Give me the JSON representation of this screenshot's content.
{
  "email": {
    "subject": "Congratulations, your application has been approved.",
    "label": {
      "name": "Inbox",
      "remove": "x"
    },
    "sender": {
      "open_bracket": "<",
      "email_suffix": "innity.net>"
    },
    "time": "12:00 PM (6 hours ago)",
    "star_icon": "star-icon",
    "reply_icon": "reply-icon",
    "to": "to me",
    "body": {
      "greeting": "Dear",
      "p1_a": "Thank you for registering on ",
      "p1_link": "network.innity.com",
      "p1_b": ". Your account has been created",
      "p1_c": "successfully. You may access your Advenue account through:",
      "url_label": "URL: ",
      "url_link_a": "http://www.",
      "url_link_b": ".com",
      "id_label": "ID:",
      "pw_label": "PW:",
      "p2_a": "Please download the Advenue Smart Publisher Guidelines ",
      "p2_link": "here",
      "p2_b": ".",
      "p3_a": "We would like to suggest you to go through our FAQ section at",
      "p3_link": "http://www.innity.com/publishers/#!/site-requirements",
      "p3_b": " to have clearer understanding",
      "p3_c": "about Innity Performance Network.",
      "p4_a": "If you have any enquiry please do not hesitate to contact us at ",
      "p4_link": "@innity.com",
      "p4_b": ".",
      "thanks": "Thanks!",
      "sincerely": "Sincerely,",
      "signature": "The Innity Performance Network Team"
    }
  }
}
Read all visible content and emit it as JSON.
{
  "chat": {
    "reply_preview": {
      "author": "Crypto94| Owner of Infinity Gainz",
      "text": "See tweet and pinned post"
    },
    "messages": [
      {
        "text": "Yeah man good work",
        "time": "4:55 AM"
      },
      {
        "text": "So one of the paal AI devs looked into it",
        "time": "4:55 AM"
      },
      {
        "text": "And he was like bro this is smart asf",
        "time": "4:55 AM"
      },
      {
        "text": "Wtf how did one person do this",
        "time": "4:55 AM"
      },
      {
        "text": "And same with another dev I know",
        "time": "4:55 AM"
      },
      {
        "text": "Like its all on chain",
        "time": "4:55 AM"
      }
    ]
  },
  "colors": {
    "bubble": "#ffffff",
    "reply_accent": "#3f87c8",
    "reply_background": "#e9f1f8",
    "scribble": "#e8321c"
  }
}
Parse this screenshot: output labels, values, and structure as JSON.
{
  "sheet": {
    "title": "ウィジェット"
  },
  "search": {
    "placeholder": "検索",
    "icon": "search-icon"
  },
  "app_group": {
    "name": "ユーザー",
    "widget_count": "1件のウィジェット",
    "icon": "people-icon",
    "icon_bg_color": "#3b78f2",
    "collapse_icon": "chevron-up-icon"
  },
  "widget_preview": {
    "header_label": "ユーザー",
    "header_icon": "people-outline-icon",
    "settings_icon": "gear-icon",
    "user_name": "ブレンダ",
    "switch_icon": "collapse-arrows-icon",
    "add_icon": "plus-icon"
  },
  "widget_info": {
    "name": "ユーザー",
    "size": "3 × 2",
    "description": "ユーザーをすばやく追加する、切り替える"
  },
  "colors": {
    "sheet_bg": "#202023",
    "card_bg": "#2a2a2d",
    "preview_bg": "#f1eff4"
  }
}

****************

* Work instructions
Look through the entries and return every line where "JSON" appears.

* Solution to this task
Give me the JSON representation of this screenshot's content.
Read all visible content and emit it as JSON.
Parse this screenshot: output labels, values, and structure as JSON.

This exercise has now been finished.